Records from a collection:
——

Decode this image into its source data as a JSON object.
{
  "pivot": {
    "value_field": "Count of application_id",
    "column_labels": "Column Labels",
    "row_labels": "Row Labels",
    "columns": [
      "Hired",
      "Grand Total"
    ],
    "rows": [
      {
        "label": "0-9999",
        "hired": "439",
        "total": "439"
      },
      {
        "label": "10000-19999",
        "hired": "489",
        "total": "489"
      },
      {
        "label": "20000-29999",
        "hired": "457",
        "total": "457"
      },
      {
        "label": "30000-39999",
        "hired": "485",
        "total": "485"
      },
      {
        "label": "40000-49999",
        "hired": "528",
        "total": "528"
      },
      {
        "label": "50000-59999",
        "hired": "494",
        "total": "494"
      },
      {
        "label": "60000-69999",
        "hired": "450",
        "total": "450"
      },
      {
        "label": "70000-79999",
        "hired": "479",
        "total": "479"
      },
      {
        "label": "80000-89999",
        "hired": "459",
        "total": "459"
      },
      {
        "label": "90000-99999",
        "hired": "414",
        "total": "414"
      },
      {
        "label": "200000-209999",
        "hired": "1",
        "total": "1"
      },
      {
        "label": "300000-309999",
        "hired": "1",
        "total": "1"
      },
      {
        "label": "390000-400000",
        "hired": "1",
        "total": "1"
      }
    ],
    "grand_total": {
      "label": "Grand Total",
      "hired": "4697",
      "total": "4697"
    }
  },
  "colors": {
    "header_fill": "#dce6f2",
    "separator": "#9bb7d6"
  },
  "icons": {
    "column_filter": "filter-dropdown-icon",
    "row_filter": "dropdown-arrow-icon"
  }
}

——

**Written instruction**
Exactly as written, please output every entry.

**Solution to this exercise**
Decode this image into its source data as a JSON object.
{
  "pivot": {
    "value_field": "Count of application_id",
    "column_labels": "Column Labels",
    "row_labels": "Row Labels",
    "columns": [
      "Hired",
      "Grand Total"
    ],
    "rows": [
      {
        "label": "0-9999",
        "hired": "439",
        "total": "439"
      },
      {
        "label": "10000-19999",
        "hired": "489",
        "total": "489"
      },
      {
        "label": "20000-29999",
        "hired": "457",
        "total": "457"
      },
      {
        "label": "30000-39999",
        "hired": "485",
        "total": "485"
      },
      {
        "label": "40000-49999",
        "hired": "528",
        "total": "528"
      },
      {
        "label": "50000-59999",
        "hired": "494",
        "total": "494"
      },
      {
        "label": "60000-69999",
        "hired": "450",
        "total": "450"
      },
      {
        "label": "70000-79999",
        "hired": "479",
        "total": "479"
      },
      {
        "label": "80000-89999",
        "hired": "459",
        "total": "459"
      },
      {
        "label": "90000-99999",
        "hired": "414",
        "total": "414"
      },
      {
        "label": "200000-209999",
        "hired": "1",
        "total": "1"
      },
      {
        "label": "300000-309999",
        "hired": "1",
        "total": "1"
      },
      {
        "label": "390000-400000",
        "hired": "1",
        "total": "1"
      }
    ],
    "grand_total": {
      "label": "Grand Total",
      "hired": "4697",
      "total": "4697"
    }
  },
  "colors": {
    "header_fill": "#dce6f2",
    "separator": "#9bb7d6"
  },
  "icons": {
    "column_filter": "filter-dropdown-icon",
    "row_filter": "dropdown-arrow-icon"
  }
}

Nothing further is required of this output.